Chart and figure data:
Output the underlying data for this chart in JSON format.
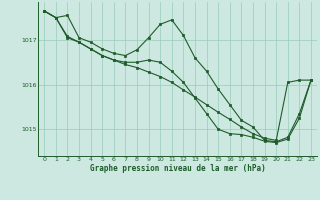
{
  "title": "Graphe pression niveau de la mer (hPa)",
  "bg_color": "#cce8e0",
  "grid_color": "#99ccbb",
  "line_color": "#1e5c2a",
  "xlim": [
    -0.5,
    23.5
  ],
  "ylim": [
    1014.4,
    1017.85
  ],
  "yticks": [
    1015,
    1016,
    1017
  ],
  "xticks": [
    0,
    1,
    2,
    3,
    4,
    5,
    6,
    7,
    8,
    9,
    10,
    11,
    12,
    13,
    14,
    15,
    16,
    17,
    18,
    19,
    20,
    21,
    22,
    23
  ],
  "line1_x": [
    0,
    1,
    2,
    3,
    4,
    5,
    6,
    7,
    8,
    9,
    10,
    11,
    12,
    13,
    14,
    15,
    16,
    17,
    18,
    19,
    20,
    21,
    22,
    23
  ],
  "line1_y": [
    1017.65,
    1017.5,
    1017.55,
    1017.05,
    1016.95,
    1016.8,
    1016.7,
    1016.65,
    1016.78,
    1017.05,
    1017.35,
    1017.45,
    1017.1,
    1016.6,
    1016.3,
    1015.9,
    1015.55,
    1015.2,
    1015.05,
    1014.75,
    1014.72,
    1014.82,
    1015.35,
    1016.1
  ],
  "line2_x": [
    0,
    1,
    2,
    3,
    4,
    5,
    6,
    7,
    8,
    9,
    10,
    11,
    12,
    13,
    14,
    15,
    16,
    17,
    18,
    19,
    20,
    21,
    22,
    23
  ],
  "line2_y": [
    1017.65,
    1017.5,
    1017.05,
    1016.95,
    1016.8,
    1016.65,
    1016.55,
    1016.5,
    1016.5,
    1016.55,
    1016.5,
    1016.3,
    1016.05,
    1015.7,
    1015.35,
    1015.0,
    1014.9,
    1014.88,
    1014.82,
    1014.73,
    1014.7,
    1014.78,
    1015.25,
    1016.1
  ],
  "line3_x": [
    0,
    1,
    2,
    3,
    4,
    5,
    6,
    7,
    8,
    9,
    10,
    11,
    12,
    13,
    14,
    15,
    16,
    17,
    18,
    19,
    20,
    21,
    22,
    23
  ],
  "line3_y": [
    1017.65,
    1017.5,
    1017.08,
    1016.95,
    1016.8,
    1016.65,
    1016.55,
    1016.45,
    1016.38,
    1016.28,
    1016.18,
    1016.05,
    1015.88,
    1015.72,
    1015.55,
    1015.38,
    1015.22,
    1015.05,
    1014.9,
    1014.8,
    1014.75,
    1016.05,
    1016.1,
    1016.1
  ]
}
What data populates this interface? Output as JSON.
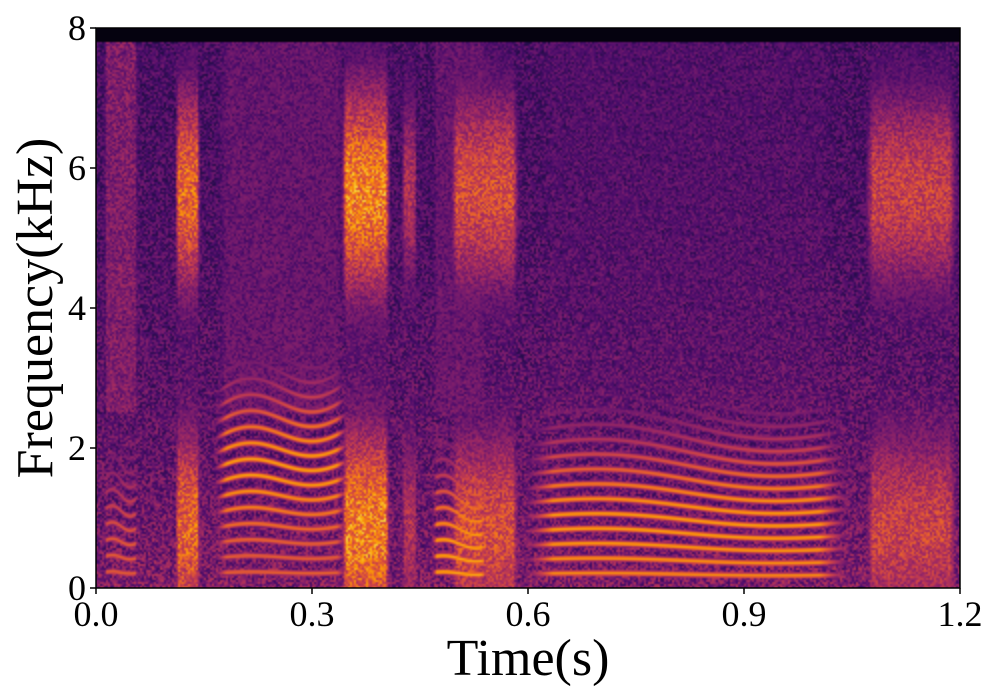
{
  "chart_data": {
    "type": "heatmap",
    "title": "",
    "xlabel": "Time(s)",
    "ylabel": "Frequency(kHz)",
    "xlim": [
      0.0,
      1.2
    ],
    "ylim": [
      0,
      8
    ],
    "x_ticks": [
      "0.0",
      "0.3",
      "0.6",
      "0.9",
      "1.2"
    ],
    "y_ticks": [
      "0",
      "2",
      "4",
      "6",
      "8"
    ],
    "grid": false,
    "colormap": "inferno",
    "colormap_colors": [
      "#000004",
      "#1b0c41",
      "#4a0c6b",
      "#781c6d",
      "#a52c60",
      "#cf4446",
      "#ed6925",
      "#fb9b06",
      "#f7d13d",
      "#fcffa4"
    ],
    "background_level": 0.28,
    "max_freq_content_khz": 7.8,
    "segments": [
      {
        "start": 0.01,
        "end": 0.06,
        "voiced": true,
        "f0_khz": 0.22,
        "f0_end_khz": 0.22,
        "level": 0.55,
        "harmonics": 10,
        "hf_level": 0.38
      },
      {
        "start": 0.11,
        "end": 0.145,
        "voiced": false,
        "level": 0.7
      },
      {
        "start": 0.16,
        "end": 0.355,
        "voiced": true,
        "f0_khz": 0.21,
        "f0_end_khz": 0.23,
        "level": 0.9,
        "harmonics": 18,
        "hf_level": 0.3,
        "formant_khz": 1.9
      },
      {
        "start": 0.34,
        "end": 0.41,
        "voiced": false,
        "level": 0.78
      },
      {
        "start": 0.425,
        "end": 0.445,
        "voiced": false,
        "level": 0.5
      },
      {
        "start": 0.465,
        "end": 0.545,
        "voiced": true,
        "f0_khz": 0.22,
        "f0_end_khz": 0.2,
        "level": 0.72,
        "harmonics": 12,
        "hf_level": 0.3
      },
      {
        "start": 0.49,
        "end": 0.59,
        "voiced": false,
        "level": 0.62
      },
      {
        "start": 0.585,
        "end": 1.055,
        "voiced": true,
        "f0_khz": 0.2,
        "f0_end_khz": 0.19,
        "level": 0.78,
        "harmonics": 20,
        "hf_level": 0.22,
        "formant_khz": 1.2
      },
      {
        "start": 1.065,
        "end": 1.2,
        "voiced": false,
        "level": 0.58
      }
    ]
  }
}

■ **GOAL**
Find out how many lines in the listing contain the string "Output". Give the number alone.

■ **REPLY**
2